[PROVIDED DATA]:
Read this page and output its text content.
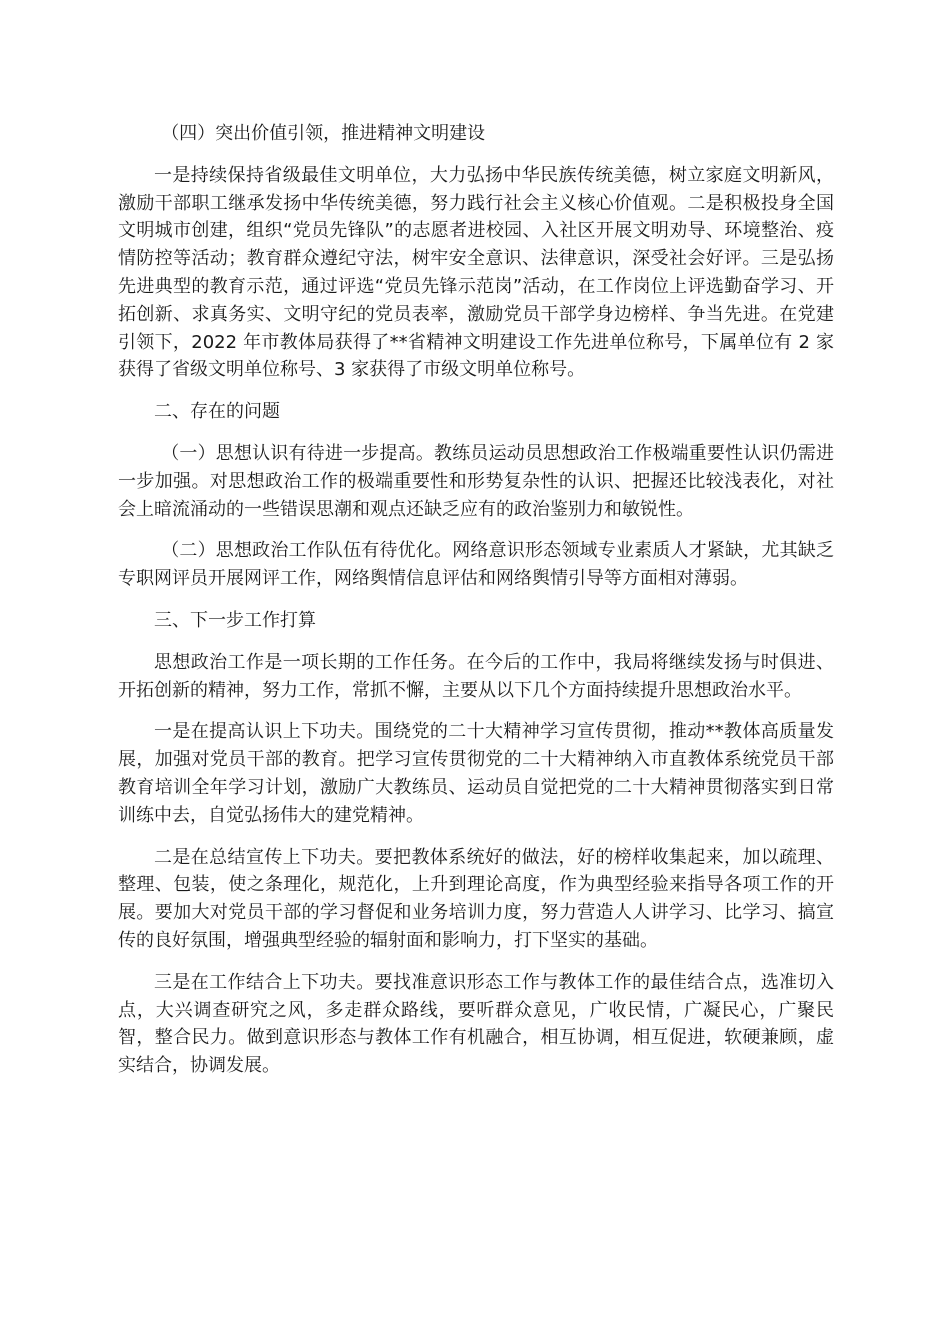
（四）突出价值引领，推进精神文明建设

一是持续保持省级最佳文明单位，大力弘扬中华民族传统美德，树立家庭文明新风，激励干部职工继承发扬中华传统美德，努力践行社会主义核心价值观。二是积极投身全国文明城市创建，组织“党员先锋队”的志愿者进校园、入社区开展文明劝导、环境整治、疫情防控等活动；教育群众遵纪守法，树牢安全意识、法律意识，深受社会好评。三是弘扬先进典型的教育示范，通过评选“党员先锋示范岗”活动，在工作岗位上评选勤奋学习、开拓创新、求真务实、文明守纪的党员表率，激励党员干部学身边榜样、争当先进。在党建引领下，2022 年市教体局获得了**省精神文明建设工作先进单位称号，下属单位有 2 家获得了省级文明单位称号、3 家获得了市级文明单位称号。

二、存在的问题

（一）思想认识有待进一步提高。教练员运动员思想政治工作极端重要性认识仍需进一步加强。对思想政治工作的极端重要性和形势复杂性的认识、把握还比较浅表化，对社会上暗流涌动的一些错误思潮和观点还缺乏应有的政治鉴别力和敏锐性。

（二）思想政治工作队伍有待优化。网络意识形态领域专业素质人才紧缺，尤其缺乏专职网评员开展网评工作，网络舆情信息评估和网络舆情引导等方面相对薄弱。

三、下一步工作打算

思想政治工作是一项长期的工作任务。在今后的工作中，我局将继续发扬与时俱进、开拓创新的精神，努力工作，常抓不懈，主要从以下几个方面持续提升思想政治水平。

一是在提高认识上下功夫。围绕党的二十大精神学习宣传贯彻，推动**教体高质量发展，加强对党员干部的教育。把学习宣传贯彻党的二十大精神纳入市直教体系统党员干部教育培训全年学习计划，激励广大教练员、运动员自觉把党的二十大精神贯彻落实到日常训练中去，自觉弘扬伟大的建党精神。

二是在总结宣传上下功夫。要把教体系统好的做法，好的榜样收集起来，加以疏理、整理、包装，使之条理化，规范化，上升到理论高度，作为典型经验来指导各项工作的开展。要加大对党员干部的学习督促和业务培训力度，努力营造人人讲学习、比学习、搞宣传的良好氛围，增强典型经验的辐射面和影响力，打下坚实的基础。

三是在工作结合上下功夫。要找准意识形态工作与教体工作的最佳结合点，选准切入点，大兴调查研究之风，多走群众路线，要听群众意见，广收民情，广凝民心，广聚民智，整合民力。做到意识形态与教体工作有机融合，相互协调，相互促进，软硬兼顾，虚实结合，协调发展。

[YOUR GOAL]:
Reproduce the full listing above verbatim, with no pictures included.

[SOLVED PROBLEM]:
Read this page and output its text content.
（四）突出价值引领，推进精神文明建设

一是持续保持省级最佳文明单位，大力弘扬中华民族传统美德，树立家庭文明新风，激励干部职工继承发扬中华传统美德，努力践行社会主义核心价值观。二是积极投身全国文明城市创建，组织“党员先锋队”的志愿者进校园、入社区开展文明劝导、环境整治、疫情防控等活动；教育群众遵纪守法，树牢安全意识、法律意识，深受社会好评。三是弘扬先进典型的教育示范，通过评选“党员先锋示范岗”活动，在工作岗位上评选勤奋学习、开拓创新、求真务实、文明守纪的党员表率，激励党员干部学身边榜样、争当先进。在党建引领下，2022 年市教体局获得了**省精神文明建设工作先进单位称号，下属单位有 2 家获得了省级文明单位称号、3 家获得了市级文明单位称号。

二、存在的问题

（一）思想认识有待进一步提高。教练员运动员思想政治工作极端重要性认识仍需进一步加强。对思想政治工作的极端重要性和形势复杂性的认识、把握还比较浅表化，对社会上暗流涌动的一些错误思潮和观点还缺乏应有的政治鉴别力和敏锐性。

（二）思想政治工作队伍有待优化。网络意识形态领域专业素质人才紧缺，尤其缺乏专职网评员开展网评工作，网络舆情信息评估和网络舆情引导等方面相对薄弱。

三、下一步工作打算

思想政治工作是一项长期的工作任务。在今后的工作中，我局将继续发扬与时俱进、开拓创新的精神，努力工作，常抓不懈，主要从以下几个方面持续提升思想政治水平。

一是在提高认识上下功夫。围绕党的二十大精神学习宣传贯彻，推动**教体高质量发展，加强对党员干部的教育。把学习宣传贯彻党的二十大精神纳入市直教体系统党员干部教育培训全年学习计划，激励广大教练员、运动员自觉把党的二十大精神贯彻落实到日常训练中去，自觉弘扬伟大的建党精神。

二是在总结宣传上下功夫。要把教体系统好的做法，好的榜样收集起来，加以疏理、整理、包装，使之条理化，规范化，上升到理论高度，作为典型经验来指导各项工作的开展。要加大对党员干部的学习督促和业务培训力度，努力营造人人讲学习、比学习、搞宣传的良好氛围，增强典型经验的辐射面和影响力，打下坚实的基础。

三是在工作结合上下功夫。要找准意识形态工作与教体工作的最佳结合点，选准切入点，大兴调查研究之风，多走群众路线，要听群众意见，广收民情，广凝民心，广聚民智，整合民力。做到意识形态与教体工作有机融合，相互协调，相互促进，软硬兼顾，虚实结合，协调发展。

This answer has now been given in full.